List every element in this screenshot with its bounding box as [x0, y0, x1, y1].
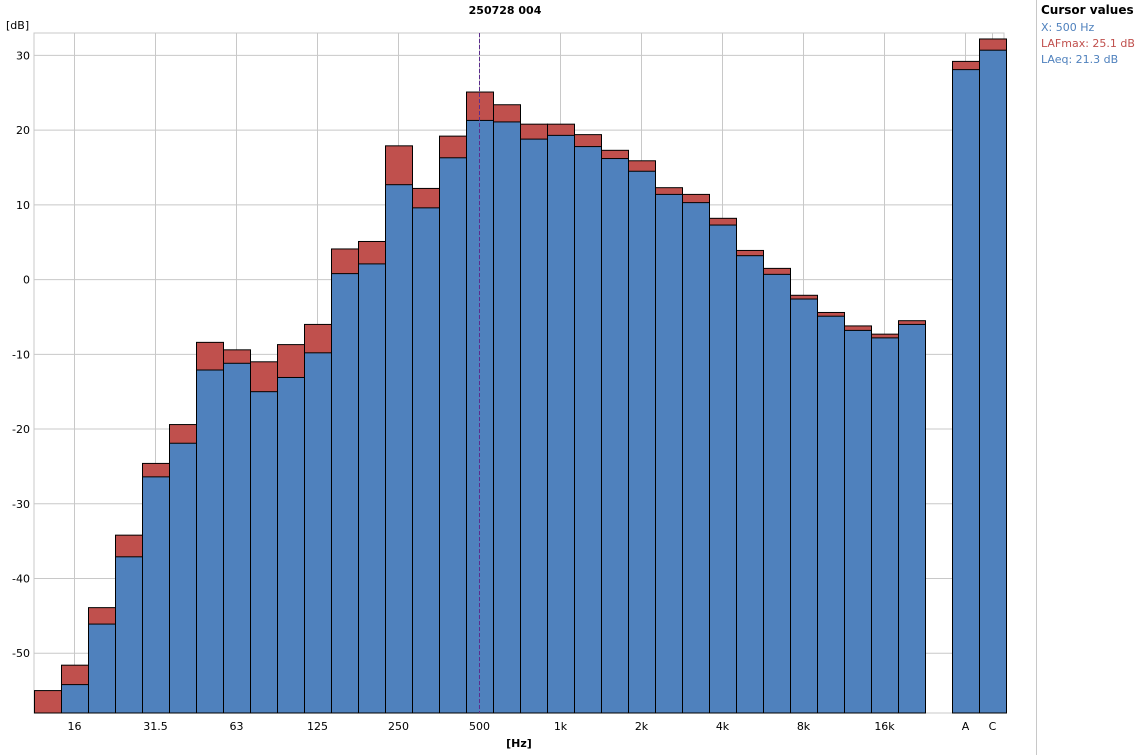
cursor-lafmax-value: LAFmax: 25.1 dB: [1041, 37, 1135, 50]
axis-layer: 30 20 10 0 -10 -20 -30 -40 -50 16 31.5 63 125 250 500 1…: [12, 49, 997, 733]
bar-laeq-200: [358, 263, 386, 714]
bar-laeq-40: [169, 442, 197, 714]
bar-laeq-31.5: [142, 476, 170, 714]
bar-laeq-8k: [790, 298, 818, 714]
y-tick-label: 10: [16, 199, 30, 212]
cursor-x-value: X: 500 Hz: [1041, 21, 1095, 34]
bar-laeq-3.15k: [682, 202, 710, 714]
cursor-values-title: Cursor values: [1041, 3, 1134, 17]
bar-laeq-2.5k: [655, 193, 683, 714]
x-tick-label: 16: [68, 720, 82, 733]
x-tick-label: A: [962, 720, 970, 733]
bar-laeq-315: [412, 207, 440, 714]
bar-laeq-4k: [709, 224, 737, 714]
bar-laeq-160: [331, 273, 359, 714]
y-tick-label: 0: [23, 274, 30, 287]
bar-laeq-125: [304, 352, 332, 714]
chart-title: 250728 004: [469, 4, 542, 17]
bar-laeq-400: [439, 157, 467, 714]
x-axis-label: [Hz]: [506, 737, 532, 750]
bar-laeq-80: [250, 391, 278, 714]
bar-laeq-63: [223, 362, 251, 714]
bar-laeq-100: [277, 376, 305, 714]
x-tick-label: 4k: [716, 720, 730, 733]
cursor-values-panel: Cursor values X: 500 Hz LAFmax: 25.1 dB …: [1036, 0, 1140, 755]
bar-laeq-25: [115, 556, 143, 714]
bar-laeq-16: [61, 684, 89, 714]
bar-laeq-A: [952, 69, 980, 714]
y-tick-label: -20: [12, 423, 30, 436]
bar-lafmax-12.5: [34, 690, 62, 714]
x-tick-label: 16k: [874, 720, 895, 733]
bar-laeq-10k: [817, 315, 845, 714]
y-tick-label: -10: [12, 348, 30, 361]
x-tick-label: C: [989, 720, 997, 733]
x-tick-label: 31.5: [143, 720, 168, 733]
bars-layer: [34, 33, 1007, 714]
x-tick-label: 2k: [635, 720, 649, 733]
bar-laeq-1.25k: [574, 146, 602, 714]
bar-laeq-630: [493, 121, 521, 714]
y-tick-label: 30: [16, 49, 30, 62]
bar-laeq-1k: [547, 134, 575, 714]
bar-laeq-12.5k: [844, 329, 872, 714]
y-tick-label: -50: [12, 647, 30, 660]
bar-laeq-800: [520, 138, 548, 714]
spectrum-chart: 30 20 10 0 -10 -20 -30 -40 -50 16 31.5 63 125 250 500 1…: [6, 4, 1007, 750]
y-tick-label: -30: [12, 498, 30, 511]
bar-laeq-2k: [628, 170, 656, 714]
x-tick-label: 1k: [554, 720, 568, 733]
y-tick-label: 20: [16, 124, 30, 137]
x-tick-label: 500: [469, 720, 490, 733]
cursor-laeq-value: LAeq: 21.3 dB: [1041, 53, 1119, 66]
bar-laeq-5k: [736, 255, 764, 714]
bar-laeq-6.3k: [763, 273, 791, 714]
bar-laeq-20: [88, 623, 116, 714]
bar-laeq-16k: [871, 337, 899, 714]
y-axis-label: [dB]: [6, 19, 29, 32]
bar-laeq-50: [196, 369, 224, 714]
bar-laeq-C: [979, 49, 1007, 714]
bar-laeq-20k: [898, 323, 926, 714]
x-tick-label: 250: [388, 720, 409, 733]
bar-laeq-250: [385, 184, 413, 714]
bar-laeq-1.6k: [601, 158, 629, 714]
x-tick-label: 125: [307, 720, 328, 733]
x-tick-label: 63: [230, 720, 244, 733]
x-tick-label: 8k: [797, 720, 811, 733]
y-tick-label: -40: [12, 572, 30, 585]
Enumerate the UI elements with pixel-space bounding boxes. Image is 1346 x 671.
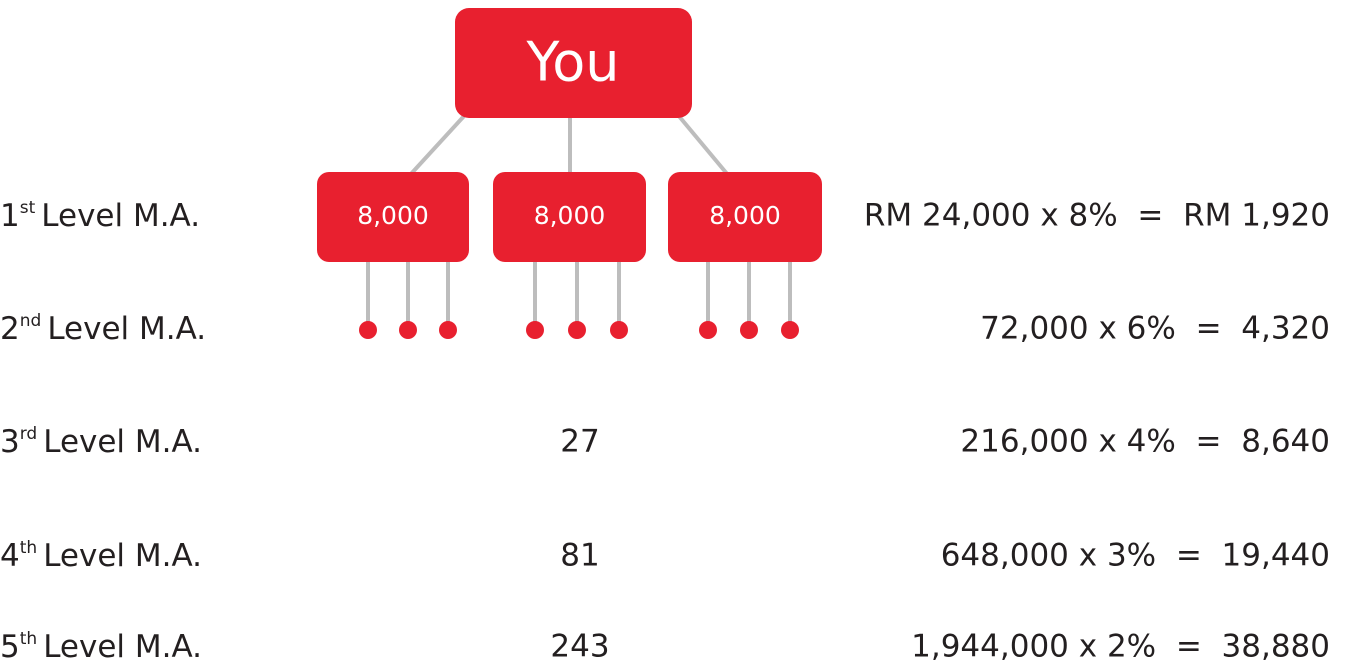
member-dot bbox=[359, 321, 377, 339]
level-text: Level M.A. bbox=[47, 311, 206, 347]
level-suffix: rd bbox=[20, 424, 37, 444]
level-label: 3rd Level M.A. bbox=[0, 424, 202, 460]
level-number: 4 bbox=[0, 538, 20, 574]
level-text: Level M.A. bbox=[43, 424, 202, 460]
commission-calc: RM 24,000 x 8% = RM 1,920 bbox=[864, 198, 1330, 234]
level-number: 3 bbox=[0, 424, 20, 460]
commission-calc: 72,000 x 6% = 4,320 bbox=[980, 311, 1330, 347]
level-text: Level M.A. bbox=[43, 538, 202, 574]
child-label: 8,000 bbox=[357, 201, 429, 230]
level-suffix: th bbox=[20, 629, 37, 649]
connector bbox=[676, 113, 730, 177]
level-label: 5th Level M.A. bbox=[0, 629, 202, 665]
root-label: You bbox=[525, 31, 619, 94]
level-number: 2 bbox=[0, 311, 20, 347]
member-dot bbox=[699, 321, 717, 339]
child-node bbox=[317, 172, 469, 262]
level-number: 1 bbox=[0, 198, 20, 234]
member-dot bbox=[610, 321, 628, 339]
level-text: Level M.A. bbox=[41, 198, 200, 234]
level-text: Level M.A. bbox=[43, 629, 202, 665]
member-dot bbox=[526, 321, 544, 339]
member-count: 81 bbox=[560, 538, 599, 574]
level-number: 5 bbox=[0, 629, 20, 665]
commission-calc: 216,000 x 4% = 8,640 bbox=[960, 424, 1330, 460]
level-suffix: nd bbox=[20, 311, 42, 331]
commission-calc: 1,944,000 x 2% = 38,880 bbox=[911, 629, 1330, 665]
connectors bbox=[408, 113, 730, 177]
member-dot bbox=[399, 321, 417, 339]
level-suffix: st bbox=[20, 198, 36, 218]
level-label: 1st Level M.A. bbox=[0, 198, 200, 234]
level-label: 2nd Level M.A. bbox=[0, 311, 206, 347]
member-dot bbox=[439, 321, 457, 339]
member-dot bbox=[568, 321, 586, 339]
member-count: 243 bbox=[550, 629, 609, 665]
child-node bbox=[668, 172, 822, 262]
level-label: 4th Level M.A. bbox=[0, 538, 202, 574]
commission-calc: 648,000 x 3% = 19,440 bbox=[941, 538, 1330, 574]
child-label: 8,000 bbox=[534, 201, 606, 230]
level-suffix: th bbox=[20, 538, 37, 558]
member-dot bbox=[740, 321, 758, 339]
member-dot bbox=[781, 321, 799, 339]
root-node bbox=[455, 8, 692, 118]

━━━━━━

§ Written task: Please copy every line of the material above word for word, leaving out the pictures.

§ Answer to this problem:
List every element in this screenshot with its bounding box as [x0, y0, x1, y1].
cursor-lafmax-value: LAFmax: 25.1 dB: [1041, 37, 1135, 50]
axis-layer: 30 20 10 0 -10 -20 -30 -40 -50 16 31.5 63 125 250 500 1…: [12, 49, 997, 733]
bar-laeq-200: [358, 263, 386, 714]
bar-laeq-40: [169, 442, 197, 714]
bar-laeq-31.5: [142, 476, 170, 714]
bar-laeq-8k: [790, 298, 818, 714]
y-tick-label: 10: [16, 199, 30, 212]
cursor-x-value: X: 500 Hz: [1041, 21, 1095, 34]
bar-laeq-3.15k: [682, 202, 710, 714]
cursor-values-title: Cursor values: [1041, 3, 1134, 17]
bar-laeq-2.5k: [655, 193, 683, 714]
x-tick-label: 16: [68, 720, 82, 733]
x-tick-label: A: [962, 720, 970, 733]
bar-laeq-315: [412, 207, 440, 714]
bar-laeq-4k: [709, 224, 737, 714]
bar-laeq-160: [331, 273, 359, 714]
y-tick-label: 0: [23, 274, 30, 287]
bar-laeq-125: [304, 352, 332, 714]
chart-title: 250728 004: [469, 4, 542, 17]
bar-laeq-400: [439, 157, 467, 714]
x-axis-label: [Hz]: [506, 737, 532, 750]
bar-laeq-80: [250, 391, 278, 714]
bar-laeq-63: [223, 362, 251, 714]
bar-laeq-100: [277, 376, 305, 714]
x-tick-label: 4k: [716, 720, 730, 733]
cursor-values-panel: Cursor values X: 500 Hz LAFmax: 25.1 dB …: [1036, 0, 1140, 755]
bar-laeq-25: [115, 556, 143, 714]
bar-laeq-16: [61, 684, 89, 714]
bar-laeq-A: [952, 69, 980, 714]
y-tick-label: -20: [12, 423, 30, 436]
bar-lafmax-12.5: [34, 690, 62, 714]
x-tick-label: 16k: [874, 720, 895, 733]
bar-laeq-10k: [817, 315, 845, 714]
y-tick-label: -10: [12, 348, 30, 361]
x-tick-label: C: [989, 720, 997, 733]
x-tick-label: 31.5: [143, 720, 168, 733]
bars-layer: [34, 33, 1007, 714]
x-tick-label: 2k: [635, 720, 649, 733]
bar-laeq-1.25k: [574, 146, 602, 714]
bar-laeq-630: [493, 121, 521, 714]
y-tick-label: 30: [16, 49, 30, 62]
bar-laeq-1k: [547, 134, 575, 714]
bar-laeq-12.5k: [844, 329, 872, 714]
y-tick-label: -50: [12, 647, 30, 660]
bar-laeq-800: [520, 138, 548, 714]
spectrum-chart: 30 20 10 0 -10 -20 -30 -40 -50 16 31.5 63 125 250 500 1…: [6, 4, 1007, 750]
y-tick-label: -30: [12, 498, 30, 511]
bar-laeq-2k: [628, 170, 656, 714]
x-tick-label: 1k: [554, 720, 568, 733]
y-tick-label: 20: [16, 124, 30, 137]
x-tick-label: 500: [469, 720, 490, 733]
cursor-laeq-value: LAeq: 21.3 dB: [1041, 53, 1119, 66]
bar-laeq-5k: [736, 255, 764, 714]
bar-laeq-6.3k: [763, 273, 791, 714]
bar-laeq-20: [88, 623, 116, 714]
bar-laeq-16k: [871, 337, 899, 714]
y-axis-label: [dB]: [6, 19, 29, 32]
bar-laeq-50: [196, 369, 224, 714]
bar-laeq-C: [979, 49, 1007, 714]
bar-laeq-20k: [898, 323, 926, 714]
x-tick-label: 250: [388, 720, 409, 733]
bar-laeq-250: [385, 184, 413, 714]
bar-laeq-1.6k: [601, 158, 629, 714]
x-tick-label: 125: [307, 720, 328, 733]
x-tick-label: 63: [230, 720, 244, 733]
x-tick-label: 8k: [797, 720, 811, 733]
y-tick-label: -40: [12, 572, 30, 585]
Enumerate the UI elements with pixel-space bounding boxes. Image is 1346 x 671.
member-dot bbox=[359, 321, 377, 339]
level-text: Level M.A. bbox=[47, 311, 206, 347]
level-suffix: rd bbox=[20, 424, 37, 444]
level-label: 3rd Level M.A. bbox=[0, 424, 202, 460]
level-number: 4 bbox=[0, 538, 20, 574]
level-text: Level M.A. bbox=[43, 424, 202, 460]
commission-calc: RM 24,000 x 8% = RM 1,920 bbox=[864, 198, 1330, 234]
level-number: 3 bbox=[0, 424, 20, 460]
commission-calc: 72,000 x 6% = 4,320 bbox=[980, 311, 1330, 347]
level-text: Level M.A. bbox=[43, 538, 202, 574]
child-label: 8,000 bbox=[357, 201, 429, 230]
level-suffix: th bbox=[20, 629, 37, 649]
connector bbox=[676, 113, 730, 177]
level-label: 5th Level M.A. bbox=[0, 629, 202, 665]
root-label: You bbox=[525, 31, 619, 94]
level-number: 2 bbox=[0, 311, 20, 347]
member-dot bbox=[699, 321, 717, 339]
child-node bbox=[317, 172, 469, 262]
level-number: 1 bbox=[0, 198, 20, 234]
member-dot bbox=[610, 321, 628, 339]
level-text: Level M.A. bbox=[41, 198, 200, 234]
level-text: Level M.A. bbox=[43, 629, 202, 665]
member-dot bbox=[526, 321, 544, 339]
member-count: 81 bbox=[560, 538, 599, 574]
level-number: 5 bbox=[0, 629, 20, 665]
commission-calc: 216,000 x 4% = 8,640 bbox=[960, 424, 1330, 460]
level-suffix: nd bbox=[20, 311, 42, 331]
commission-calc: 1,944,000 x 2% = 38,880 bbox=[911, 629, 1330, 665]
connectors bbox=[408, 113, 730, 177]
member-dot bbox=[399, 321, 417, 339]
level-suffix: st bbox=[20, 198, 36, 218]
level-label: 1st Level M.A. bbox=[0, 198, 200, 234]
level-label: 2nd Level M.A. bbox=[0, 311, 206, 347]
member-dot bbox=[439, 321, 457, 339]
member-dot bbox=[568, 321, 586, 339]
member-count: 243 bbox=[550, 629, 609, 665]
child-node bbox=[668, 172, 822, 262]
level-label: 4th Level M.A. bbox=[0, 538, 202, 574]
commission-calc: 648,000 x 3% = 19,440 bbox=[941, 538, 1330, 574]
child-label: 8,000 bbox=[534, 201, 606, 230]
level-suffix: th bbox=[20, 538, 37, 558]
member-dot bbox=[740, 321, 758, 339]
member-dot bbox=[781, 321, 799, 339]
root-node bbox=[455, 8, 692, 118]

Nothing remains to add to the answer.